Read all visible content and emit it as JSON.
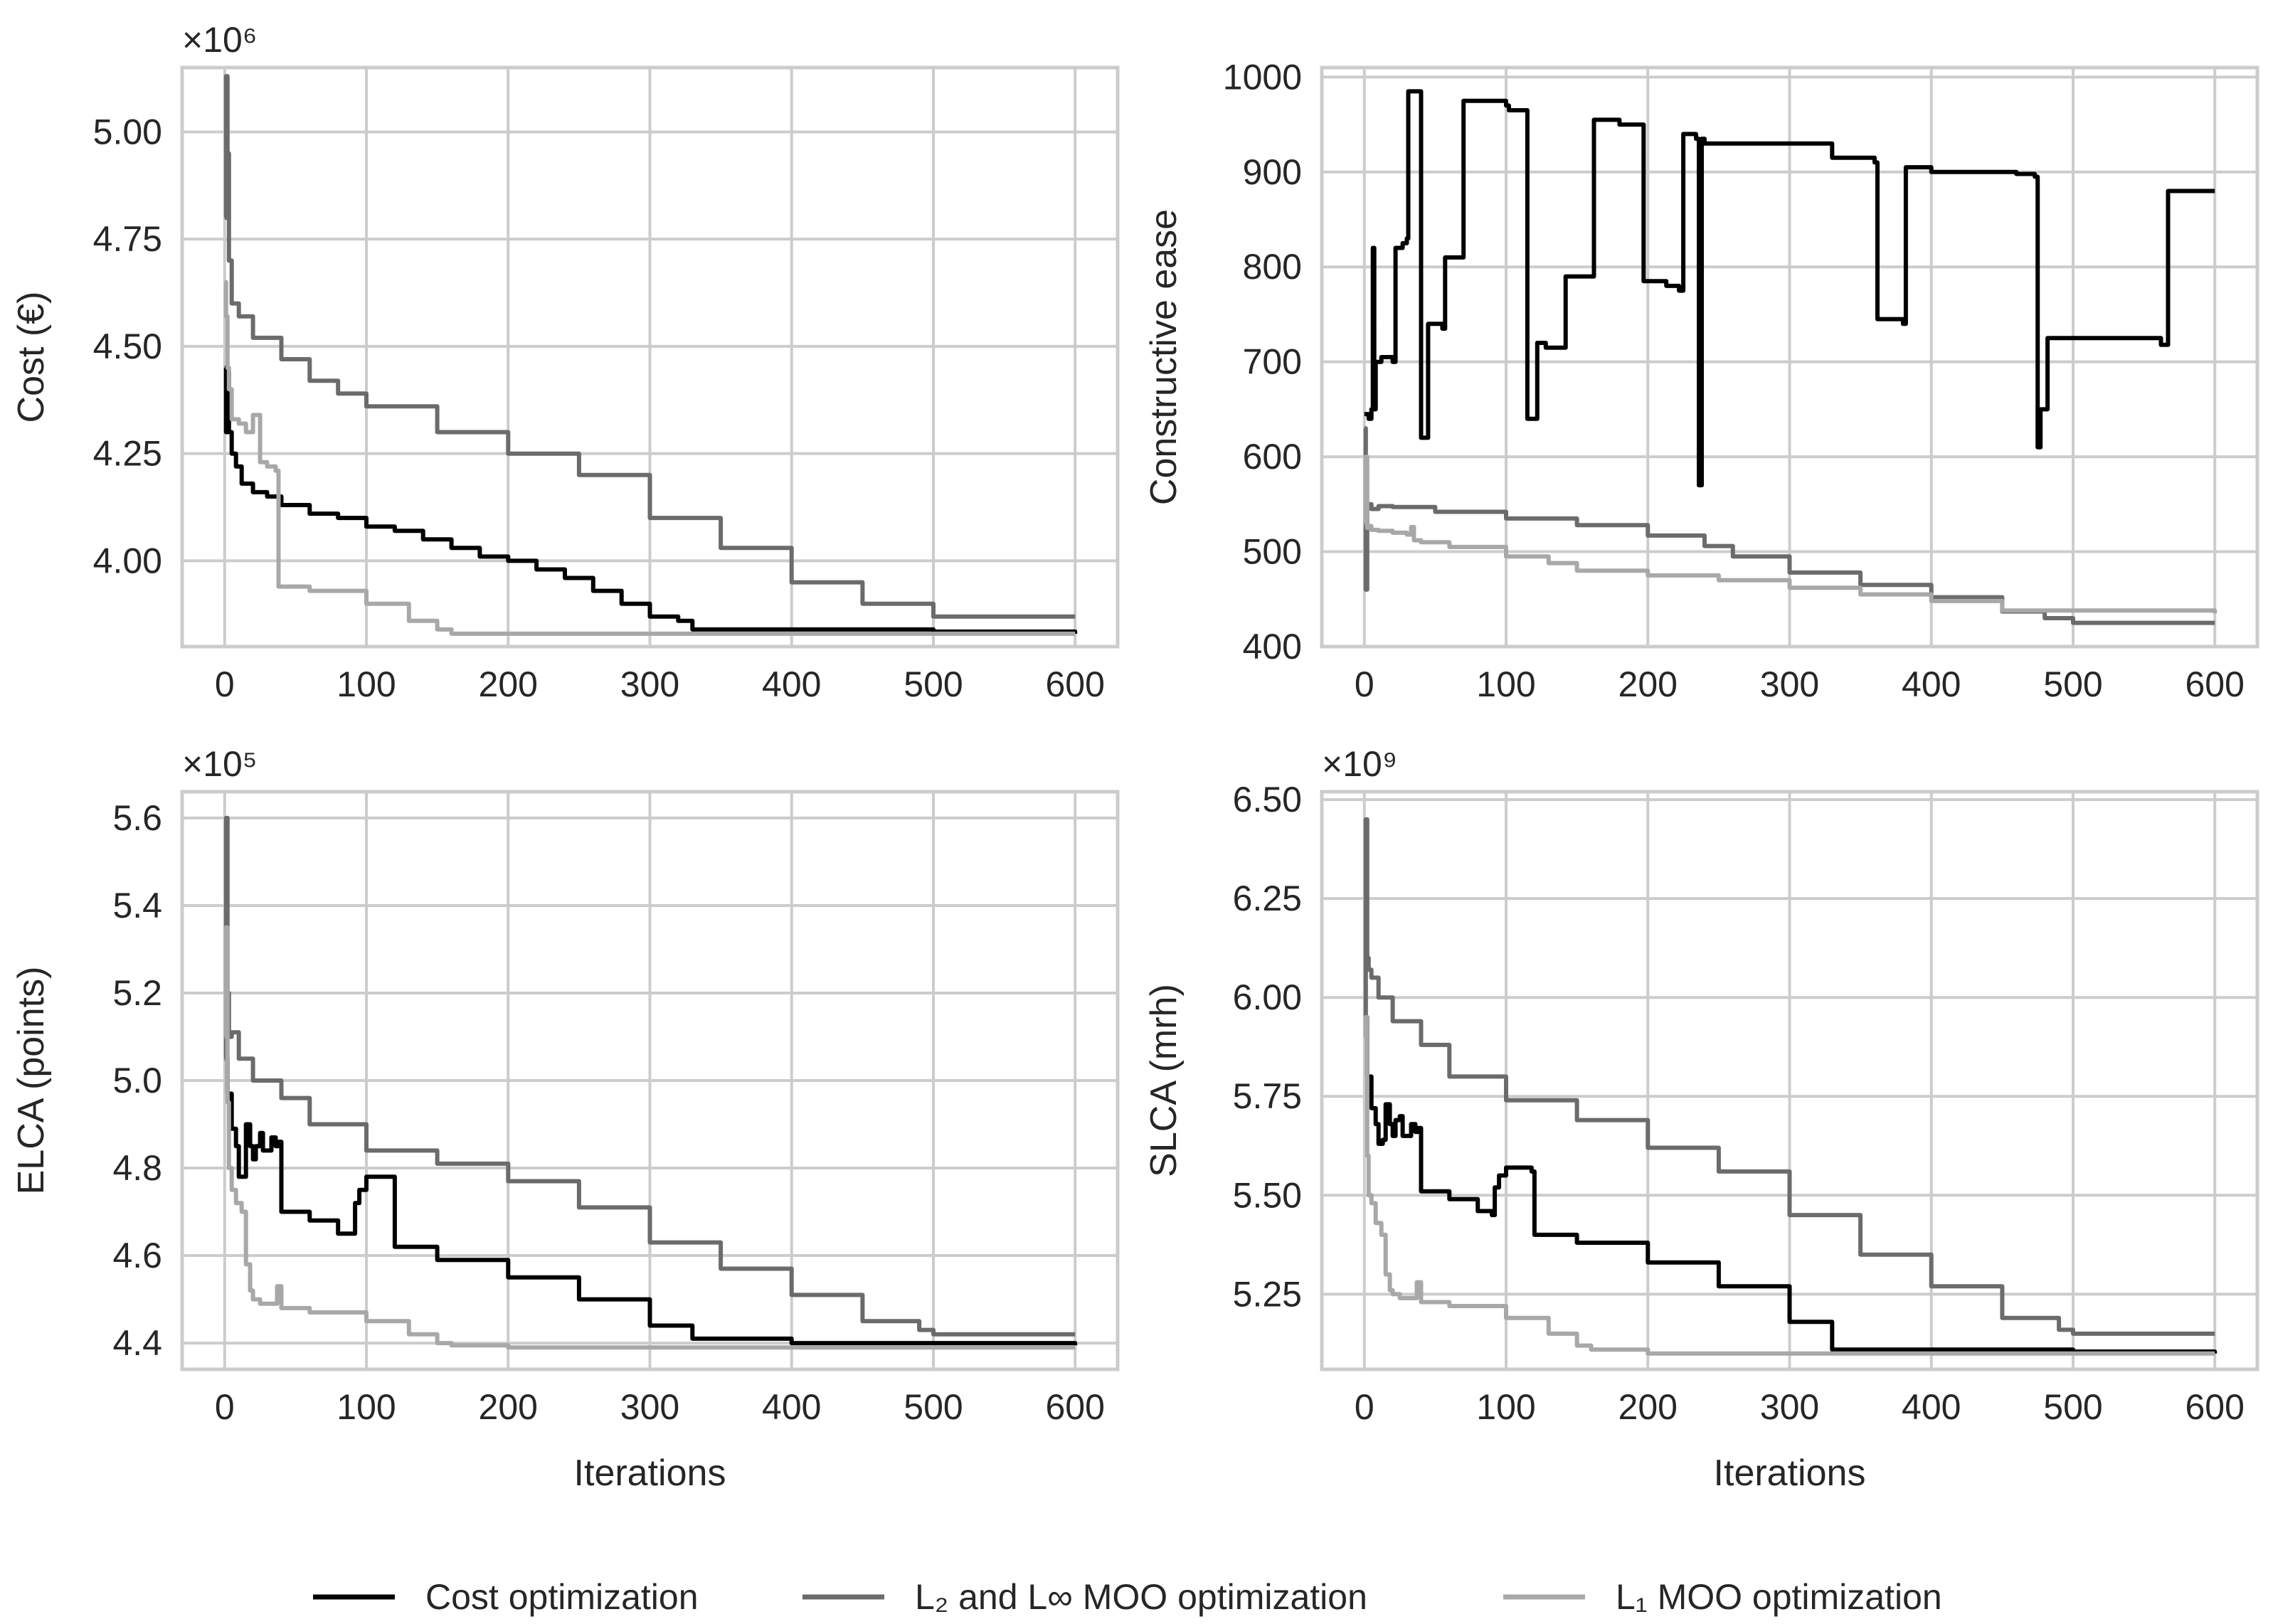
{
  "legend": {
    "items": [
      {
        "label": "Cost optimization",
        "color": "#000000"
      },
      {
        "label": "L₂ and L∞ MOO optimization",
        "color": "#6b6b6b"
      },
      {
        "label": "L₁ MOO optimization",
        "color": "#a8a8a8"
      }
    ]
  },
  "chart_data": [
    {
      "type": "line",
      "title": "",
      "xlabel": "",
      "ylabel": "Cost (€)",
      "offset_label": "×10⁶",
      "xlim": [
        -30,
        630
      ],
      "ylim": [
        3.8,
        5.15
      ],
      "xticks": [
        0,
        100,
        200,
        300,
        400,
        500,
        600
      ],
      "xtick_labels": [
        "0",
        "100",
        "200",
        "300",
        "400",
        "500",
        "600"
      ],
      "yticks": [
        4.0,
        4.25,
        4.5,
        4.75,
        5.0
      ],
      "ytick_labels": [
        "4.00",
        "4.25",
        "4.50",
        "4.75",
        "5.00"
      ],
      "grid": true,
      "series": [
        {
          "name": "Cost optimization",
          "color": "#000000",
          "x": [
            0,
            1,
            2,
            3,
            5,
            8,
            12,
            20,
            30,
            40,
            60,
            80,
            100,
            120,
            140,
            160,
            180,
            200,
            220,
            240,
            260,
            280,
            300,
            320,
            330,
            400,
            500,
            600
          ],
          "y": [
            4.45,
            4.3,
            4.44,
            4.3,
            4.25,
            4.22,
            4.18,
            4.16,
            4.15,
            4.13,
            4.11,
            4.1,
            4.08,
            4.07,
            4.05,
            4.03,
            4.01,
            4.0,
            3.98,
            3.96,
            3.93,
            3.9,
            3.87,
            3.86,
            3.84,
            3.84,
            3.835,
            3.83
          ]
        },
        {
          "name": "L₂ and L∞ MOO optimization",
          "color": "#6b6b6b",
          "x": [
            0,
            1,
            2,
            3,
            5,
            10,
            20,
            40,
            60,
            80,
            100,
            150,
            200,
            250,
            300,
            350,
            400,
            450,
            480,
            500,
            600
          ],
          "y": [
            4.8,
            5.13,
            4.95,
            4.7,
            4.6,
            4.57,
            4.52,
            4.47,
            4.42,
            4.39,
            4.36,
            4.3,
            4.25,
            4.2,
            4.1,
            4.03,
            3.95,
            3.9,
            3.9,
            3.87,
            3.87
          ]
        },
        {
          "name": "L₁ MOO optimization",
          "color": "#a8a8a8",
          "x": [
            0,
            1,
            2,
            3,
            5,
            10,
            15,
            20,
            25,
            30,
            36,
            38,
            60,
            100,
            130,
            150,
            160,
            200,
            300,
            600
          ],
          "y": [
            4.65,
            4.57,
            4.45,
            4.4,
            4.33,
            4.32,
            4.3,
            4.34,
            4.23,
            4.22,
            4.21,
            3.94,
            3.93,
            3.9,
            3.86,
            3.84,
            3.83,
            3.83,
            3.83,
            3.83
          ]
        }
      ]
    },
    {
      "type": "line",
      "title": "",
      "xlabel": "",
      "ylabel": "Constructive ease",
      "offset_label": "",
      "xlim": [
        -30,
        630
      ],
      "ylim": [
        400,
        1010
      ],
      "xticks": [
        0,
        100,
        200,
        300,
        400,
        500,
        600
      ],
      "xtick_labels": [
        "0",
        "100",
        "200",
        "300",
        "400",
        "500",
        "600"
      ],
      "yticks": [
        400,
        500,
        600,
        700,
        800,
        900,
        1000
      ],
      "ytick_labels": [
        "400",
        "500",
        "600",
        "700",
        "800",
        "900",
        "1000"
      ],
      "grid": true,
      "series": [
        {
          "name": "Cost optimization",
          "color": "#000000",
          "x": [
            0,
            3,
            5,
            6,
            7,
            8,
            10,
            12,
            20,
            22,
            25,
            27,
            30,
            31,
            38,
            40,
            42,
            45,
            55,
            57,
            68,
            70,
            100,
            102,
            114,
            115,
            120,
            122,
            125,
            128,
            140,
            142,
            160,
            162,
            178,
            180,
            195,
            197,
            213,
            222,
            225,
            234,
            236,
            238,
            240,
            280,
            330,
            360,
            362,
            378,
            380,
            382,
            400,
            440,
            460,
            473,
            475,
            477,
            480,
            482,
            560,
            562,
            565,
            567,
            600
          ],
          "y": [
            645,
            640,
            650,
            820,
            650,
            700,
            700,
            705,
            700,
            820,
            820,
            825,
            830,
            985,
            985,
            620,
            620,
            740,
            735,
            810,
            810,
            975,
            970,
            965,
            965,
            640,
            640,
            720,
            720,
            715,
            715,
            790,
            790,
            955,
            955,
            950,
            950,
            785,
            780,
            775,
            940,
            935,
            570,
            935,
            930,
            930,
            915,
            910,
            745,
            745,
            740,
            905,
            900,
            900,
            898,
            895,
            610,
            650,
            650,
            725,
            725,
            718,
            718,
            880,
            880
          ]
        },
        {
          "name": "L₂ and L∞ MOO optimization",
          "color": "#6b6b6b",
          "x": [
            0,
            1,
            2,
            3,
            5,
            10,
            20,
            50,
            100,
            150,
            200,
            240,
            260,
            300,
            350,
            400,
            450,
            480,
            500,
            600
          ],
          "y": [
            630,
            460,
            545,
            550,
            545,
            548,
            547,
            542,
            535,
            528,
            517,
            506,
            495,
            478,
            465,
            452,
            437,
            430,
            425,
            425
          ]
        },
        {
          "name": "L₁ MOO optimization",
          "color": "#a8a8a8",
          "x": [
            0,
            1,
            2,
            3,
            5,
            10,
            20,
            30,
            33,
            35,
            40,
            60,
            100,
            130,
            150,
            200,
            250,
            300,
            350,
            400,
            450,
            600
          ],
          "y": [
            530,
            600,
            525,
            527,
            523,
            522,
            520,
            518,
            526,
            512,
            510,
            505,
            495,
            488,
            480,
            475,
            470,
            462,
            455,
            448,
            438,
            435
          ]
        }
      ]
    },
    {
      "type": "line",
      "title": "",
      "xlabel": "Iterations",
      "ylabel": "ELCA (points)",
      "offset_label": "×10⁵",
      "xlim": [
        -30,
        630
      ],
      "ylim": [
        4.34,
        5.66
      ],
      "xticks": [
        0,
        100,
        200,
        300,
        400,
        500,
        600
      ],
      "xtick_labels": [
        "0",
        "100",
        "200",
        "300",
        "400",
        "500",
        "600"
      ],
      "yticks": [
        4.4,
        4.6,
        4.8,
        5.0,
        5.2,
        5.4,
        5.6
      ],
      "ytick_labels": [
        "4.4",
        "4.6",
        "4.8",
        "5.0",
        "5.2",
        "5.4",
        "5.6"
      ],
      "grid": true,
      "series": [
        {
          "name": "Cost optimization",
          "color": "#000000",
          "x": [
            0,
            2,
            5,
            8,
            10,
            13,
            15,
            18,
            20,
            22,
            25,
            27,
            30,
            33,
            36,
            38,
            40,
            60,
            80,
            90,
            92,
            95,
            100,
            110,
            118,
            120,
            150,
            200,
            250,
            300,
            330,
            400,
            500,
            600
          ],
          "y": [
            5.05,
            4.97,
            4.89,
            4.85,
            4.78,
            4.78,
            4.9,
            4.85,
            4.82,
            4.85,
            4.88,
            4.84,
            4.84,
            4.87,
            4.85,
            4.86,
            4.7,
            4.68,
            4.65,
            4.65,
            4.72,
            4.75,
            4.78,
            4.78,
            4.78,
            4.62,
            4.59,
            4.55,
            4.5,
            4.44,
            4.41,
            4.4,
            4.4,
            4.395
          ]
        },
        {
          "name": "L₂ and L∞ MOO optimization",
          "color": "#6b6b6b",
          "x": [
            0,
            1,
            2,
            3,
            5,
            10,
            20,
            40,
            60,
            100,
            150,
            200,
            250,
            300,
            350,
            400,
            450,
            490,
            500,
            600
          ],
          "y": [
            5.05,
            5.6,
            5.2,
            5.1,
            5.11,
            5.05,
            5.0,
            4.96,
            4.9,
            4.84,
            4.81,
            4.77,
            4.71,
            4.63,
            4.57,
            4.51,
            4.45,
            4.43,
            4.42,
            4.42
          ]
        },
        {
          "name": "L₁ MOO optimization",
          "color": "#a8a8a8",
          "x": [
            0,
            1,
            2,
            3,
            5,
            8,
            12,
            15,
            18,
            20,
            25,
            35,
            37,
            40,
            60,
            100,
            130,
            150,
            160,
            200,
            300,
            600
          ],
          "y": [
            5.1,
            5.35,
            4.95,
            4.8,
            4.75,
            4.72,
            4.7,
            4.58,
            4.52,
            4.5,
            4.49,
            4.49,
            4.53,
            4.48,
            4.47,
            4.45,
            4.42,
            4.4,
            4.395,
            4.39,
            4.39,
            4.39
          ]
        }
      ]
    },
    {
      "type": "line",
      "title": "",
      "xlabel": "Iterations",
      "ylabel": "SLCA (mrh)",
      "offset_label": "×10⁹",
      "xlim": [
        -30,
        630
      ],
      "ylim": [
        5.06,
        6.52
      ],
      "xticks": [
        0,
        100,
        200,
        300,
        400,
        500,
        600
      ],
      "xtick_labels": [
        "0",
        "100",
        "200",
        "300",
        "400",
        "500",
        "600"
      ],
      "yticks": [
        5.25,
        5.5,
        5.75,
        6.0,
        6.25,
        6.5
      ],
      "ytick_labels": [
        "5.25",
        "5.50",
        "5.75",
        "6.00",
        "6.25",
        "6.50"
      ],
      "grid": true,
      "series": [
        {
          "name": "Cost optimization",
          "color": "#000000",
          "x": [
            0,
            2,
            5,
            8,
            10,
            13,
            15,
            18,
            20,
            22,
            25,
            27,
            30,
            33,
            36,
            38,
            40,
            60,
            80,
            90,
            92,
            95,
            100,
            110,
            118,
            120,
            150,
            200,
            250,
            300,
            330,
            400,
            500,
            600
          ],
          "y": [
            5.95,
            5.8,
            5.72,
            5.68,
            5.63,
            5.64,
            5.73,
            5.68,
            5.65,
            5.69,
            5.7,
            5.65,
            5.65,
            5.68,
            5.66,
            5.67,
            5.51,
            5.49,
            5.46,
            5.45,
            5.52,
            5.55,
            5.57,
            5.57,
            5.56,
            5.4,
            5.38,
            5.33,
            5.27,
            5.18,
            5.11,
            5.11,
            5.105,
            5.1
          ]
        },
        {
          "name": "L₂ and L∞ MOO optimization",
          "color": "#6b6b6b",
          "x": [
            0,
            1,
            2,
            3,
            5,
            10,
            20,
            40,
            60,
            100,
            150,
            200,
            250,
            300,
            350,
            400,
            450,
            490,
            500,
            600
          ],
          "y": [
            5.95,
            6.45,
            6.1,
            6.07,
            6.05,
            6.0,
            5.94,
            5.88,
            5.8,
            5.74,
            5.69,
            5.62,
            5.56,
            5.45,
            5.35,
            5.27,
            5.19,
            5.16,
            5.15,
            5.15
          ]
        },
        {
          "name": "L₁ MOO optimization",
          "color": "#a8a8a8",
          "x": [
            0,
            1,
            2,
            3,
            5,
            8,
            12,
            15,
            18,
            20,
            25,
            35,
            37,
            40,
            60,
            100,
            130,
            150,
            160,
            200,
            300,
            600
          ],
          "y": [
            5.9,
            5.95,
            5.6,
            5.5,
            5.48,
            5.43,
            5.4,
            5.3,
            5.26,
            5.25,
            5.24,
            5.24,
            5.28,
            5.23,
            5.22,
            5.19,
            5.15,
            5.12,
            5.11,
            5.1,
            5.1,
            5.1
          ]
        }
      ]
    }
  ]
}
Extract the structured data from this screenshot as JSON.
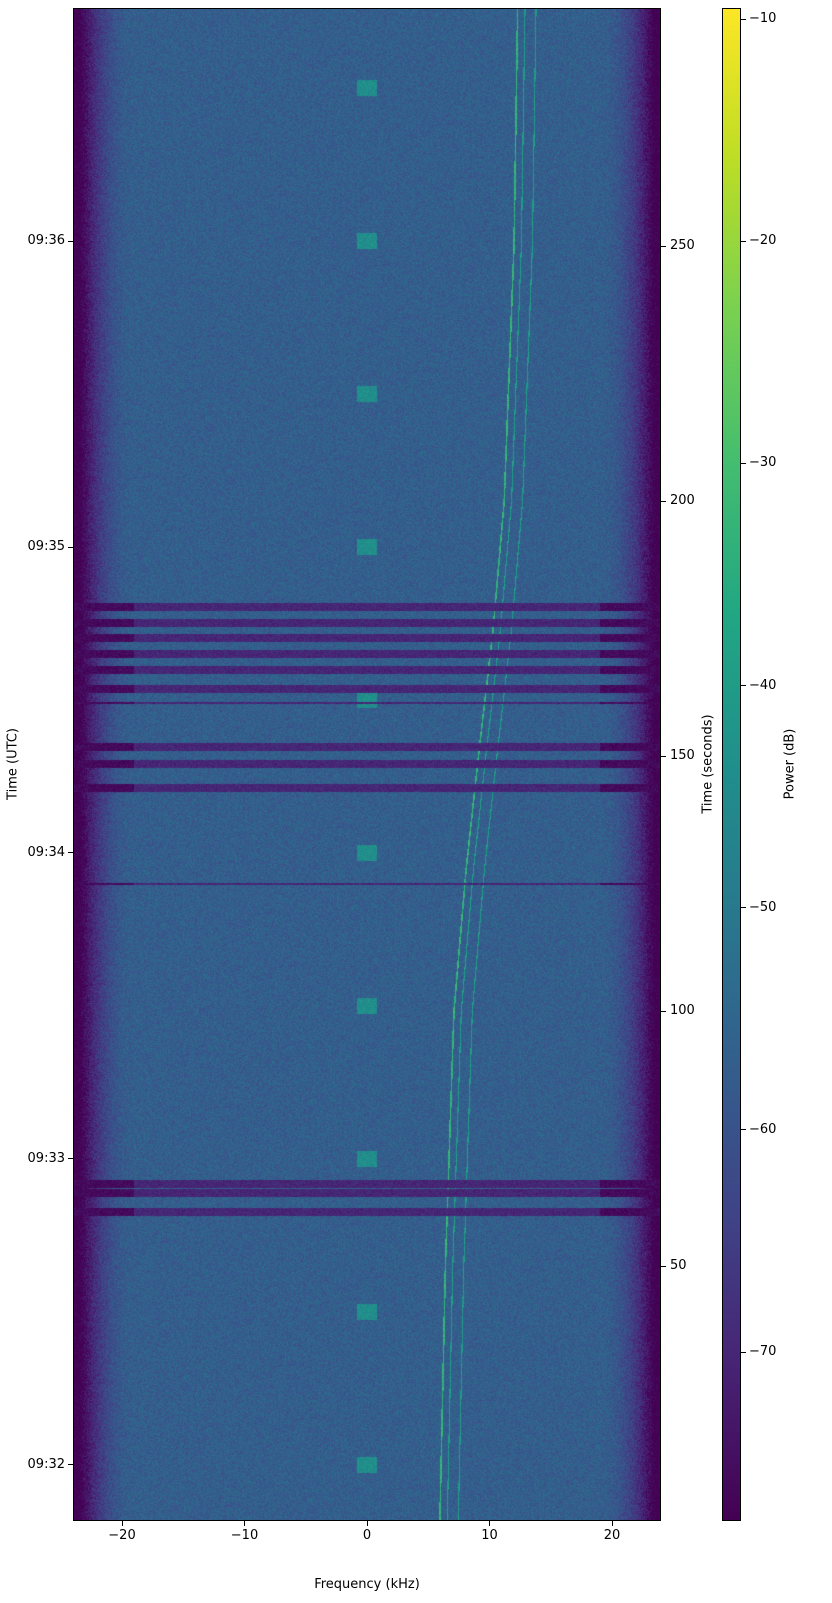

● ● ● ●

◆ EXERCISE OBJECTIVE
Search the data for "ylabel" and list every line in which it occurs.

◆ FULL RESPONSE
      "ylabel": "Cost (€)",
      "ylabel": "Constructive ease",
      "ylabel": "ELCA (points)",
      "ylabel": "SLCA (mrh)",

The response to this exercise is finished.